§ DIRECTION
Give the listing below again in full, exactly as written.

(Dataset records)
※

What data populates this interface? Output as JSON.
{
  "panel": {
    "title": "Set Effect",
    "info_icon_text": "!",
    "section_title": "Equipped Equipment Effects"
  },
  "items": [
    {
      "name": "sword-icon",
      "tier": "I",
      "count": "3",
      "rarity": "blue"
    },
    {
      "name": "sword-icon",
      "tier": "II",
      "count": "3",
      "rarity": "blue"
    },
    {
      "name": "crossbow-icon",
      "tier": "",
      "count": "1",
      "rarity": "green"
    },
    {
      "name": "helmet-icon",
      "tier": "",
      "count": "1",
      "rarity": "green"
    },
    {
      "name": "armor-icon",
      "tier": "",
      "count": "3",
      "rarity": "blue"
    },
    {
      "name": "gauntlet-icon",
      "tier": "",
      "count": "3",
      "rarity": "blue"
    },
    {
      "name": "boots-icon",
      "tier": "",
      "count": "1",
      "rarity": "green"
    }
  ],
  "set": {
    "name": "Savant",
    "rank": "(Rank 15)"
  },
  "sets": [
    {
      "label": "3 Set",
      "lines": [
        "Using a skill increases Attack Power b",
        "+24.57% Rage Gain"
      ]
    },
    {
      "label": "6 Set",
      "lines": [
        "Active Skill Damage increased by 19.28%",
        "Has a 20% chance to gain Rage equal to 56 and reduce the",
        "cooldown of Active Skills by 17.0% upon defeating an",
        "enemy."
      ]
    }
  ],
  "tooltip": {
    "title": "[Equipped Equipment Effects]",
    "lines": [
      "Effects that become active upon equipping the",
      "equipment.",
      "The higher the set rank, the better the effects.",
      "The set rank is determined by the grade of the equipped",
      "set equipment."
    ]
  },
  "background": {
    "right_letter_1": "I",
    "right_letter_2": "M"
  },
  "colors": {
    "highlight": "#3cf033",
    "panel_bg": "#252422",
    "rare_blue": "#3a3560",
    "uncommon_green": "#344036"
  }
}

※

§ PROBLEM SOLUTION
What data populates this interface? Output as JSON.
{
  "panel": {
    "title": "Set Effect",
    "info_icon_text": "!",
    "section_title": "Equipped Equipment Effects"
  },
  "items": [
    {
      "name": "sword-icon",
      "tier": "I",
      "count": "3",
      "rarity": "blue"
    },
    {
      "name": "sword-icon",
      "tier": "II",
      "count": "3",
      "rarity": "blue"
    },
    {
      "name": "crossbow-icon",
      "tier": "",
      "count": "1",
      "rarity": "green"
    },
    {
      "name": "helmet-icon",
      "tier": "",
      "count": "1",
      "rarity": "green"
    },
    {
      "name": "armor-icon",
      "tier": "",
      "count": "3",
      "rarity": "blue"
    },
    {
      "name": "gauntlet-icon",
      "tier": "",
      "count": "3",
      "rarity": "blue"
    },
    {
      "name": "boots-icon",
      "tier": "",
      "count": "1",
      "rarity": "green"
    }
  ],
  "set": {
    "name": "Savant",
    "rank": "(Rank 15)"
  },
  "sets": [
    {
      "label": "3 Set",
      "lines": [
        "Using a skill increases Attack Power b",
        "+24.57% Rage Gain"
      ]
    },
    {
      "label": "6 Set",
      "lines": [
        "Active Skill Damage increased by 19.28%",
        "Has a 20% chance to gain Rage equal to 56 and reduce the",
        "cooldown of Active Skills by 17.0% upon defeating an",
        "enemy."
      ]
    }
  ],
  "tooltip": {
    "title": "[Equipped Equipment Effects]",
    "lines": [
      "Effects that become active upon equipping the",
      "equipment.",
      "The higher the set rank, the better the effects.",
      "The set rank is determined by the grade of the equipped",
      "set equipment."
    ]
  },
  "background": {
    "right_letter_1": "I",
    "right_letter_2": "M"
  },
  "colors": {
    "highlight": "#3cf033",
    "panel_bg": "#252422",
    "rare_blue": "#3a3560",
    "uncommon_green": "#344036"
  }
}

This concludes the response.